§ **Exercise directions**
Report, word for word, every line of the material that contains "name".

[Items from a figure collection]
===

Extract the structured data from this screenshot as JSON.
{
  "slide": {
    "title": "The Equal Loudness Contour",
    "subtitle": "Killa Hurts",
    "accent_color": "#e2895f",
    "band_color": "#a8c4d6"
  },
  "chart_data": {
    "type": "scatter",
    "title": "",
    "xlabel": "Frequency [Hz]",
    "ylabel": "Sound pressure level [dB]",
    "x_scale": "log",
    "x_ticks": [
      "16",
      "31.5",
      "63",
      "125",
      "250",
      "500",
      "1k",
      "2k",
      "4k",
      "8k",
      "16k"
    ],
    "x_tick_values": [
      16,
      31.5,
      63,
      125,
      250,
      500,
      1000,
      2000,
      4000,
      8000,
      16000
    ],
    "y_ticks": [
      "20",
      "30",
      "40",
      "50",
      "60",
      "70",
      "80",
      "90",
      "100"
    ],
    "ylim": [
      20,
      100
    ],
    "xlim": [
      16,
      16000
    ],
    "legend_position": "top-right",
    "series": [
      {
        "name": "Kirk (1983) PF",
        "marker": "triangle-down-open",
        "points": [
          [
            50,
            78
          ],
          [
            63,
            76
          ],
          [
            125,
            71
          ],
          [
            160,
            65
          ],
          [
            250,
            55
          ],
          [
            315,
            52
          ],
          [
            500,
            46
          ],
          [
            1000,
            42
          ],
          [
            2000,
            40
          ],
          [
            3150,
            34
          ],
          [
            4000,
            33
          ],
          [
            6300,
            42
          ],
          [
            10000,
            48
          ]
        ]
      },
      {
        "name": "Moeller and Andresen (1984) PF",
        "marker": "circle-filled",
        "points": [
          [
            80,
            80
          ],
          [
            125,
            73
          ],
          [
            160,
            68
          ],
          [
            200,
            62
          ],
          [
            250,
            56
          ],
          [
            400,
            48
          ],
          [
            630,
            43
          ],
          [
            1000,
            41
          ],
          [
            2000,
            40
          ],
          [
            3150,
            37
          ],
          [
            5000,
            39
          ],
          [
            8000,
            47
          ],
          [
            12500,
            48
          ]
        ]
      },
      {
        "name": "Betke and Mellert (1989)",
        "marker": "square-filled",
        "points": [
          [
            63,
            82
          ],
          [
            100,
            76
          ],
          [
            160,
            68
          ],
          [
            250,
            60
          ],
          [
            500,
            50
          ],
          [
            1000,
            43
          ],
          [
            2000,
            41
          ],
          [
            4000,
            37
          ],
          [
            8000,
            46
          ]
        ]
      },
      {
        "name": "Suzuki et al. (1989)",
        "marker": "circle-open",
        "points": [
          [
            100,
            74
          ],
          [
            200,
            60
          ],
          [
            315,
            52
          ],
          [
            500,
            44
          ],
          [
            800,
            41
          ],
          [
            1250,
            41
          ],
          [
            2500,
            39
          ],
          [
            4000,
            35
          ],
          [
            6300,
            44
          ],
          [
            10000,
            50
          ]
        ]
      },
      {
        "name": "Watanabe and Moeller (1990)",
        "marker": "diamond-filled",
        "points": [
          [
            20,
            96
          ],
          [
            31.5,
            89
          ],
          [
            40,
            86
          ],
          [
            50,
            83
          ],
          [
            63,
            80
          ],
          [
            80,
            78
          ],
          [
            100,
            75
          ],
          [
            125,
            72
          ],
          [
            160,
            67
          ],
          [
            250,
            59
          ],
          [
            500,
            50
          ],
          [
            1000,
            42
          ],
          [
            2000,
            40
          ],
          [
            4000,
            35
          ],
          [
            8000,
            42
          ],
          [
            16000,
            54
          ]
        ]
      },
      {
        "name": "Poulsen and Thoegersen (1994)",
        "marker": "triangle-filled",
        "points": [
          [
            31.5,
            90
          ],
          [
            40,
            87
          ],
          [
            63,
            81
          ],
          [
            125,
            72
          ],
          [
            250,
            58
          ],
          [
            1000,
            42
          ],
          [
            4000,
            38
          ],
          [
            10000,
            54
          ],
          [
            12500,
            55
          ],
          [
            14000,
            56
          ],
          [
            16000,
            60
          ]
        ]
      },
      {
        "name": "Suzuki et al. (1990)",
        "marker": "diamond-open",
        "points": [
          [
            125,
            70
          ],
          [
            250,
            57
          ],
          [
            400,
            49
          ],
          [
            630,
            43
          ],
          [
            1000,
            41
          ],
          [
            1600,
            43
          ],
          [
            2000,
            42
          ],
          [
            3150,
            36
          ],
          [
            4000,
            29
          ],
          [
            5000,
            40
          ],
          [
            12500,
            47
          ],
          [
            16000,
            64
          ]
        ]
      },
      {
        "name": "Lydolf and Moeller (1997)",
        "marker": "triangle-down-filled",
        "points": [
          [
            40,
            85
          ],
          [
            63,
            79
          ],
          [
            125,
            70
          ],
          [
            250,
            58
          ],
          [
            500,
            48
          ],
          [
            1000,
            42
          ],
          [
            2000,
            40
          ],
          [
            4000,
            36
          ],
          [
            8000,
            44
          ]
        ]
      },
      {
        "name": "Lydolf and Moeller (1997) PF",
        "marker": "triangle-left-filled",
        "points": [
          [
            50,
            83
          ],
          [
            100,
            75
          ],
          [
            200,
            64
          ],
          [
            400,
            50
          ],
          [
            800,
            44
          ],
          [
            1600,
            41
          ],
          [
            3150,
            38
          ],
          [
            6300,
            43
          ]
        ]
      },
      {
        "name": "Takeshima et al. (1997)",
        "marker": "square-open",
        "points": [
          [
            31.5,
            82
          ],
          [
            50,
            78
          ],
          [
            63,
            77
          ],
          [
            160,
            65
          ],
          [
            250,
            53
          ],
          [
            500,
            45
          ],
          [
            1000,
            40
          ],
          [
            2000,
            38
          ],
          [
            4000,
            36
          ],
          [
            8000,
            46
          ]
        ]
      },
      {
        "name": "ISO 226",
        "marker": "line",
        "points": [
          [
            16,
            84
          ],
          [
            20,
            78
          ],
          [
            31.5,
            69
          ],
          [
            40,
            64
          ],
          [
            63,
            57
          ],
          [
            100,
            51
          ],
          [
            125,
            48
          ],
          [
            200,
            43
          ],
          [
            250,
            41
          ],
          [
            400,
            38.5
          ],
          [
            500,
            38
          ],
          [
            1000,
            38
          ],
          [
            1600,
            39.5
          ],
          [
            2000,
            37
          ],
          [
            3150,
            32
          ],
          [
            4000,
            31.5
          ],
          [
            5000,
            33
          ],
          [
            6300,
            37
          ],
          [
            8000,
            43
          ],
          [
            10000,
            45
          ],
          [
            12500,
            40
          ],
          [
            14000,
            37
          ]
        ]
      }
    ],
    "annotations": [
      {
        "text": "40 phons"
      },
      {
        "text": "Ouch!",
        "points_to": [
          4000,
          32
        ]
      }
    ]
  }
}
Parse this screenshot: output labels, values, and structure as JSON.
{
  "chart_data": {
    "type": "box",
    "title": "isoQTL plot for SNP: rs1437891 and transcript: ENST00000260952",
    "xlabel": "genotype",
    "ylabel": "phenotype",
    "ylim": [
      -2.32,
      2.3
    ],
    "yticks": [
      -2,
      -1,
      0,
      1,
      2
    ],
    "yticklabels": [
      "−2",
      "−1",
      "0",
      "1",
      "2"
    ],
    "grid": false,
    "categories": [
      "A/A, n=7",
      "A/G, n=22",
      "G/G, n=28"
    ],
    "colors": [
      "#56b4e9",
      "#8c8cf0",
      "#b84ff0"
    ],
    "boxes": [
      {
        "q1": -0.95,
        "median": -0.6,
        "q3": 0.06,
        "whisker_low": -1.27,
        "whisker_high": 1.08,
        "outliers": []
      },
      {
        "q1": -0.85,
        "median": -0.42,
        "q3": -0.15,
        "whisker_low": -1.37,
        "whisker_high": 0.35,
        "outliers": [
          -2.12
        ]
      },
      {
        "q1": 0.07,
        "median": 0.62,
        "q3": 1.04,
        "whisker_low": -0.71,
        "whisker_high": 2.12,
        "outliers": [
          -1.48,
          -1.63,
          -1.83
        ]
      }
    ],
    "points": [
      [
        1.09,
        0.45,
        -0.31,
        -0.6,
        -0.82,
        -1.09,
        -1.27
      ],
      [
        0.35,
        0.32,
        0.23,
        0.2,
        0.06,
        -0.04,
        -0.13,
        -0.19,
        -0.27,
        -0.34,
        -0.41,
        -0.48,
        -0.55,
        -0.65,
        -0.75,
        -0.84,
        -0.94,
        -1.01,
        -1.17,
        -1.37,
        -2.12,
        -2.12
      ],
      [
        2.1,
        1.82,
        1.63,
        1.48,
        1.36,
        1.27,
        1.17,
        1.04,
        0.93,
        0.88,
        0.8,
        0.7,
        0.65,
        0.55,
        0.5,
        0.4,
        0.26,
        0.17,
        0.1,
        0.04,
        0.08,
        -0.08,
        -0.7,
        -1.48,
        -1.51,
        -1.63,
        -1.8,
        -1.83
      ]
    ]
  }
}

===

§ **Response for this exercise**
        "name": "Kirk (1983) PF",
        "name": "Moeller and Andresen (1984) PF",
        "name": "Betke and Mellert (1989)",
        "name": "Suzuki et al. (1989)",
        "name": "Watanabe and Moeller (1990)",
        "name": "Poulsen and Thoegersen (1994)",
        "name": "Suzuki et al. (1990)",
        "name": "Lydolf and Moeller (1997)",
        "name": "Lydolf and Moeller (1997) PF",
        "name": "Takeshima et al. (1997)",
        "name": "ISO 226",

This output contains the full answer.